SET EXERCISE >> Reproduce the following material exactly, including every line.

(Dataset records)
====

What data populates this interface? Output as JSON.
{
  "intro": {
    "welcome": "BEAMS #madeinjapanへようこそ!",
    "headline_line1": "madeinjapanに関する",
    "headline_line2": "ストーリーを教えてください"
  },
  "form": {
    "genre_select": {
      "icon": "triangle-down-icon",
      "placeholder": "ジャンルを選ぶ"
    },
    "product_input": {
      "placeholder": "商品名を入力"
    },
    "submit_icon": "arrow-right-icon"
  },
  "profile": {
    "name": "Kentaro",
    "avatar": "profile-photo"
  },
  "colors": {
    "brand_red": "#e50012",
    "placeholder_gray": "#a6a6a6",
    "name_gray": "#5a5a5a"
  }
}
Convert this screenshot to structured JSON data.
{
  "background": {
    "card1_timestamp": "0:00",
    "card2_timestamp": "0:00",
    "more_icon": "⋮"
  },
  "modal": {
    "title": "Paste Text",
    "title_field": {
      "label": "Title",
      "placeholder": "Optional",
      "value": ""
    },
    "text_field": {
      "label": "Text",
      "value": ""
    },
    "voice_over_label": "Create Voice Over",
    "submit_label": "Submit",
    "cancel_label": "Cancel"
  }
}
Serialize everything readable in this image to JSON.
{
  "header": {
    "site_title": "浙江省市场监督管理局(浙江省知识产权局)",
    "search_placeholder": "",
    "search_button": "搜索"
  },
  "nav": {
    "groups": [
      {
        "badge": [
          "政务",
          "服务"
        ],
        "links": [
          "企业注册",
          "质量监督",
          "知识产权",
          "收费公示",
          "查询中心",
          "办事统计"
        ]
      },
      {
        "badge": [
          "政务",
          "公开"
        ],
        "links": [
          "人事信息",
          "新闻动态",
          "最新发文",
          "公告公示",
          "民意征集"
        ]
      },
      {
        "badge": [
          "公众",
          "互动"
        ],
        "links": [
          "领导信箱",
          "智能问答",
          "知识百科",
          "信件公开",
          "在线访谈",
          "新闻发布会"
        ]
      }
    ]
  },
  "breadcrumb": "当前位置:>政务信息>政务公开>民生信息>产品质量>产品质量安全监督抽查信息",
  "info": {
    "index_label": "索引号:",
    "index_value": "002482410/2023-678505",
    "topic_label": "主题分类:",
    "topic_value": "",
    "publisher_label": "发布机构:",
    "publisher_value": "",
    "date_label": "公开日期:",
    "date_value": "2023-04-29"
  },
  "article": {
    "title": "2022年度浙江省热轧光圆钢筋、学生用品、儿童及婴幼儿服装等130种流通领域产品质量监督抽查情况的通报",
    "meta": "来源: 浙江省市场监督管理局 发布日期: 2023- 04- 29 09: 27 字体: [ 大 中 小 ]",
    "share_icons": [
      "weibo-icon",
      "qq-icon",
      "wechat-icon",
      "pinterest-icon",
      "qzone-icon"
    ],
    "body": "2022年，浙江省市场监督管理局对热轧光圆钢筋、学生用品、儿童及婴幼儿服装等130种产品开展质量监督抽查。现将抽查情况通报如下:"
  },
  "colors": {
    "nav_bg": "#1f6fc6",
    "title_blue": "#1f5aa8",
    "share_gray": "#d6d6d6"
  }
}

====

WRITTEN RESPONSE >>
What data populates this interface? Output as JSON.
{
  "intro": {
    "welcome": "BEAMS #madeinjapanへようこそ!",
    "headline_line1": "madeinjapanに関する",
    "headline_line2": "ストーリーを教えてください"
  },
  "form": {
    "genre_select": {
      "icon": "triangle-down-icon",
      "placeholder": "ジャンルを選ぶ"
    },
    "product_input": {
      "placeholder": "商品名を入力"
    },
    "submit_icon": "arrow-right-icon"
  },
  "profile": {
    "name": "Kentaro",
    "avatar": "profile-photo"
  },
  "colors": {
    "brand_red": "#e50012",
    "placeholder_gray": "#a6a6a6",
    "name_gray": "#5a5a5a"
  }
}
Convert this screenshot to structured JSON data.
{
  "background": {
    "card1_timestamp": "0:00",
    "card2_timestamp": "0:00",
    "more_icon": "⋮"
  },
  "modal": {
    "title": "Paste Text",
    "title_field": {
      "label": "Title",
      "placeholder": "Optional",
      "value": ""
    },
    "text_field": {
      "label": "Text",
      "value": ""
    },
    "voice_over_label": "Create Voice Over",
    "submit_label": "Submit",
    "cancel_label": "Cancel"
  }
}
Serialize everything readable in this image to JSON.
{
  "header": {
    "site_title": "浙江省市场监督管理局(浙江省知识产权局)",
    "search_placeholder": "",
    "search_button": "搜索"
  },
  "nav": {
    "groups": [
      {
        "badge": [
          "政务",
          "服务"
        ],
        "links": [
          "企业注册",
          "质量监督",
          "知识产权",
          "收费公示",
          "查询中心",
          "办事统计"
        ]
      },
      {
        "badge": [
          "政务",
          "公开"
        ],
        "links": [
          "人事信息",
          "新闻动态",
          "最新发文",
          "公告公示",
          "民意征集"
        ]
      },
      {
        "badge": [
          "公众",
          "互动"
        ],
        "links": [
          "领导信箱",
          "智能问答",
          "知识百科",
          "信件公开",
          "在线访谈",
          "新闻发布会"
        ]
      }
    ]
  },
  "breadcrumb": "当前位置:>政务信息>政务公开>民生信息>产品质量>产品质量安全监督抽查信息",
  "info": {
    "index_label": "索引号:",
    "index_value": "002482410/2023-678505",
    "topic_label": "主题分类:",
    "topic_value": "",
    "publisher_label": "发布机构:",
    "publisher_value": "",
    "date_label": "公开日期:",
    "date_value": "2023-04-29"
  },
  "article": {
    "title": "2022年度浙江省热轧光圆钢筋、学生用品、儿童及婴幼儿服装等130种流通领域产品质量监督抽查情况的通报",
    "meta": "来源: 浙江省市场监督管理局 发布日期: 2023- 04- 29 09: 27 字体: [ 大 中 小 ]",
    "share_icons": [
      "weibo-icon",
      "qq-icon",
      "wechat-icon",
      "pinterest-icon",
      "qzone-icon"
    ],
    "body": "2022年，浙江省市场监督管理局对热轧光圆钢筋、学生用品、儿童及婴幼儿服装等130种产品开展质量监督抽查。现将抽查情况通报如下:"
  },
  "colors": {
    "nav_bg": "#1f6fc6",
    "title_blue": "#1f5aa8",
    "share_gray": "#d6d6d6"
  }
}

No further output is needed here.